> [SOURCE PASSAGE]:

+ + + +

budget function, by agency, and by initiative area (as
determined by the administration) for the prior fiscal
year, the current fiscal year, the fiscal years for
which the budget is submitted, and the ensuing fiscal
year identifying the amounts of gross and net
appropriations or obligational authority and outlays
that contribute to homeland security, with separate
displays for mandatory and discretionary amounts,
including--
(I) summaries of the total amount of such
appropriations or new obligational authority
and outlays requested for homeland security;
(II) an estimate of the current service
levels of homeland security spending;
(III) the most recent risk assessment and
summary of homeland security needs in each
initiative area (as determined by the
administration); and
(IV) an estimate of user fees collected by
the Federal Government on behalf of homeland
security activities;
(ii) with respect to subclauses (I) through (IV) of
clause (i), amounts shall be provided by account for
each program, project and activity; and
(iii) an estimate of expenditures for homeland
security activities by State and local governments and
the private sector for the prior fiscal year and the
current fiscal year.

+ + + +

(Structured page parsing listing)
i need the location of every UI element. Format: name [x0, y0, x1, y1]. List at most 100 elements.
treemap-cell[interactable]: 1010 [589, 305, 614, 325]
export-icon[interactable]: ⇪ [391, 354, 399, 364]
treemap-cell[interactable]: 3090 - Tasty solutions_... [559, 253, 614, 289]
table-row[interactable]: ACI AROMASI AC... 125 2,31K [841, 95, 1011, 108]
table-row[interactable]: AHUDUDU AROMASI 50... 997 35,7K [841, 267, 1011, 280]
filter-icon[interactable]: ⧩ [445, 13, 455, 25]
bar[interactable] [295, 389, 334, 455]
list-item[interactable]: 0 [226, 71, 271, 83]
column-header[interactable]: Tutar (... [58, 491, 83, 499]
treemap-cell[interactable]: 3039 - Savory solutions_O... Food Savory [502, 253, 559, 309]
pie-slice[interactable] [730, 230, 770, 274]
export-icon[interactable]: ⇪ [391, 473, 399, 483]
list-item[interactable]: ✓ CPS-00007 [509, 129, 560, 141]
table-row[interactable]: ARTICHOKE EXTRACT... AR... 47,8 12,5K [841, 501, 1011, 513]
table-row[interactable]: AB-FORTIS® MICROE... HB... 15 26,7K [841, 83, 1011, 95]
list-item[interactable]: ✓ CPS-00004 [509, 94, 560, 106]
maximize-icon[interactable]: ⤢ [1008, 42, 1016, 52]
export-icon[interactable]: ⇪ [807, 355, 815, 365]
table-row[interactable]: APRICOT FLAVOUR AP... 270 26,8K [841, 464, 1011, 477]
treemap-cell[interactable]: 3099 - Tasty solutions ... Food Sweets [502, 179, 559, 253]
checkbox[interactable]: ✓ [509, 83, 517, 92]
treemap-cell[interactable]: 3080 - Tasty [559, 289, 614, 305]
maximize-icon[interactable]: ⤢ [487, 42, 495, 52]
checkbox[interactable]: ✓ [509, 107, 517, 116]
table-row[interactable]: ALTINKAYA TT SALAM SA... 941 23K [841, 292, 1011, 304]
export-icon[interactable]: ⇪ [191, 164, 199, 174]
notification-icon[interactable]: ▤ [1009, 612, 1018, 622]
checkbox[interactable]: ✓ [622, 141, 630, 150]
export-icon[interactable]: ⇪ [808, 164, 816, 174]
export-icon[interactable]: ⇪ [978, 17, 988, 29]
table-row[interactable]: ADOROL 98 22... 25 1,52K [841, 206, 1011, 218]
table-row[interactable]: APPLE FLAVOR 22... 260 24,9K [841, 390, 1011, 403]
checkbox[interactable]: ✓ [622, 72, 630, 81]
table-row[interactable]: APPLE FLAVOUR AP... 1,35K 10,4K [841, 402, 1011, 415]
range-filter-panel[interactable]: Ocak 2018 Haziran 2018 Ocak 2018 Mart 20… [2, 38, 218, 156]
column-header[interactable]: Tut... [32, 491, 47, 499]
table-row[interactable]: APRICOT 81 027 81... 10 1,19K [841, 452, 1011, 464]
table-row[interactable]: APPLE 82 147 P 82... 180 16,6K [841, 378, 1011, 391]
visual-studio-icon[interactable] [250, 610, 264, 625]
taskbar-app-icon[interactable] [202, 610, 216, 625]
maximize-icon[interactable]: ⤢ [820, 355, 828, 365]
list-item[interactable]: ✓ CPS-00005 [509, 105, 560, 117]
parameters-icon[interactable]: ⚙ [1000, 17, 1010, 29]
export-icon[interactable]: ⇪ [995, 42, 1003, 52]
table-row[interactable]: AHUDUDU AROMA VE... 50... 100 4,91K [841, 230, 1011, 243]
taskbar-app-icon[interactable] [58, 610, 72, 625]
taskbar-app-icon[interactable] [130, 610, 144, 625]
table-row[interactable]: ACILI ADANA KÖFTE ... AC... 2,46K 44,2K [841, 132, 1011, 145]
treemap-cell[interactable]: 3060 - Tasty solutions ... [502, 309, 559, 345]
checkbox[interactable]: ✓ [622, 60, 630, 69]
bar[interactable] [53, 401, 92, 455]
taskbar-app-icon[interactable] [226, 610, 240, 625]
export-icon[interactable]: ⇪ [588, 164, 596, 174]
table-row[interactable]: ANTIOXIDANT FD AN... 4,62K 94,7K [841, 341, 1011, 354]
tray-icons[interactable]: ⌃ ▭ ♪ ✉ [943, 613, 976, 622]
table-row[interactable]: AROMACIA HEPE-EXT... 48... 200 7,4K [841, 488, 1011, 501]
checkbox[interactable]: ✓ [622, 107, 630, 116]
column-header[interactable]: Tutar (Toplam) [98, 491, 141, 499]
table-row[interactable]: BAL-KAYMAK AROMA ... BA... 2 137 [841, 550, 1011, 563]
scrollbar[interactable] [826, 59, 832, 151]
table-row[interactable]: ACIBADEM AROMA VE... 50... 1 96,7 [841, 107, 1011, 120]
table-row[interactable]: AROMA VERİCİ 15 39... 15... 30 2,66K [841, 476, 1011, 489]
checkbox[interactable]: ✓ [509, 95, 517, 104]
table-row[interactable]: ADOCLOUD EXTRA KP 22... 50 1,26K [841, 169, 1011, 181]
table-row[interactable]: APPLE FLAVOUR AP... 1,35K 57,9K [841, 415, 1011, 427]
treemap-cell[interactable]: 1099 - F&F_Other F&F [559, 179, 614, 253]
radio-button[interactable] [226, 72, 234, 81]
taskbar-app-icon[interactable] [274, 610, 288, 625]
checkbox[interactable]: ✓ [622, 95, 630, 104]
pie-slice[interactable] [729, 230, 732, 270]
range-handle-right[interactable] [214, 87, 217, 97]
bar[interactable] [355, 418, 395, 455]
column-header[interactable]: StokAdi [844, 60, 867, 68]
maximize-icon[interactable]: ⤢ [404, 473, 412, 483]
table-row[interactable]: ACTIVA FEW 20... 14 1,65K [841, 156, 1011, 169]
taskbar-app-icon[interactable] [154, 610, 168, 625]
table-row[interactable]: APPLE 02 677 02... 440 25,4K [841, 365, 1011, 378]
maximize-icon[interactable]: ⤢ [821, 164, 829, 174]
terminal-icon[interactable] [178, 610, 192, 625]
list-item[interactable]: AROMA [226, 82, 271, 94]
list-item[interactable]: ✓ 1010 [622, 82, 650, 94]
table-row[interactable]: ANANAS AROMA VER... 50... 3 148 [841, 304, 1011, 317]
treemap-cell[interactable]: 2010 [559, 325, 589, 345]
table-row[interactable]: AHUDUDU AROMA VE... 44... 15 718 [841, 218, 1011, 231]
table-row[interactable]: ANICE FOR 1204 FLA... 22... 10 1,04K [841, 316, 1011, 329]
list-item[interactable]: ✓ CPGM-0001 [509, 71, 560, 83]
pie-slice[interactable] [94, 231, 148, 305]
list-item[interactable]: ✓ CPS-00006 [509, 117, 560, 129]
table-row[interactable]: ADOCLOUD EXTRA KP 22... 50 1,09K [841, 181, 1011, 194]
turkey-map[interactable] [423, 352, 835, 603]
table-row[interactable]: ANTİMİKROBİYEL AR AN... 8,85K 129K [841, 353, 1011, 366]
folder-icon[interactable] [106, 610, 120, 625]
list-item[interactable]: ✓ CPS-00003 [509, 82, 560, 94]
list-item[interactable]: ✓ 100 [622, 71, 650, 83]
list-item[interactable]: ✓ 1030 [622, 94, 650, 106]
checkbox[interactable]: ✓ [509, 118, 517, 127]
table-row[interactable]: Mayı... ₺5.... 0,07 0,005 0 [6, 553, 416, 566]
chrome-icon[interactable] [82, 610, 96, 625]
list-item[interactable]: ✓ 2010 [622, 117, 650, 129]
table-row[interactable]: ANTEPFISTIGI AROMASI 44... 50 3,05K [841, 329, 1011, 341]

+ + + +

> [ACTIVITIES]:
1) In the homeland security budget passage, for which fiscal years must the estimate of homeland security spending by State and local governments and the private sector be provided?
2) Write the next part of the homeland security budget passage, picking up right after its final clause.

> [ANSWERS BY TASK]:
1) The prior fiscal year and the current fiscal year.

2)
(B) In this paragraph, consistent with the Office of
Management and Budget's June 2002 ``Annual Report to
Congress on Combatting Terrorism'', the term ``homeland
security'' refers to those activities that detect,
deter, protect against, and respond to terrorist
attacks occurring within the United States and its
territories.
(C) In implementing this paragraph, including
determining what Federal activities or accounts
constitute homeland security for purposes of budgetary
classification, the Office of Management and Budget is
directed to consult periodically, but at least
annually, with the House and Senate Budget Committees,
the House and Senate Appropriations Committees, and the
Congressional Budget Office.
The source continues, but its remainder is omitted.